▶ _DIRECTIVE_
Would you write out the entries below, every one of them, exactly?

▶ _RECORDS PROVIDED_

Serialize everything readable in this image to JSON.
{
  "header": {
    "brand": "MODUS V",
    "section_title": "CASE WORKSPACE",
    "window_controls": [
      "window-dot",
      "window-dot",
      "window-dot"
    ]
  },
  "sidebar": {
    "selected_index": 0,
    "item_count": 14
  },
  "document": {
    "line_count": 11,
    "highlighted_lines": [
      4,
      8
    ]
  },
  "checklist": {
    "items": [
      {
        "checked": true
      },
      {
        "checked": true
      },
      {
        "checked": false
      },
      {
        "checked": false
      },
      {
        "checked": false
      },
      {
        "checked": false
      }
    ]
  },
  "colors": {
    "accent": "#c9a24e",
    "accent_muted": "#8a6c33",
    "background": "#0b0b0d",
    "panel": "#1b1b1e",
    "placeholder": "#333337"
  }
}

▶ _ANSWER FOR THE TASK_
Serialize everything readable in this image to JSON.
{
  "header": {
    "brand": "MODUS V",
    "section_title": "CASE WORKSPACE",
    "window_controls": [
      "window-dot",
      "window-dot",
      "window-dot"
    ]
  },
  "sidebar": {
    "selected_index": 0,
    "item_count": 14
  },
  "document": {
    "line_count": 11,
    "highlighted_lines": [
      4,
      8
    ]
  },
  "checklist": {
    "items": [
      {
        "checked": true
      },
      {
        "checked": true
      },
      {
        "checked": false
      },
      {
        "checked": false
      },
      {
        "checked": false
      },
      {
        "checked": false
      }
    ]
  },
  "colors": {
    "accent": "#c9a24e",
    "accent_muted": "#8a6c33",
    "background": "#0b0b0d",
    "panel": "#1b1b1e",
    "placeholder": "#333337"
  }
}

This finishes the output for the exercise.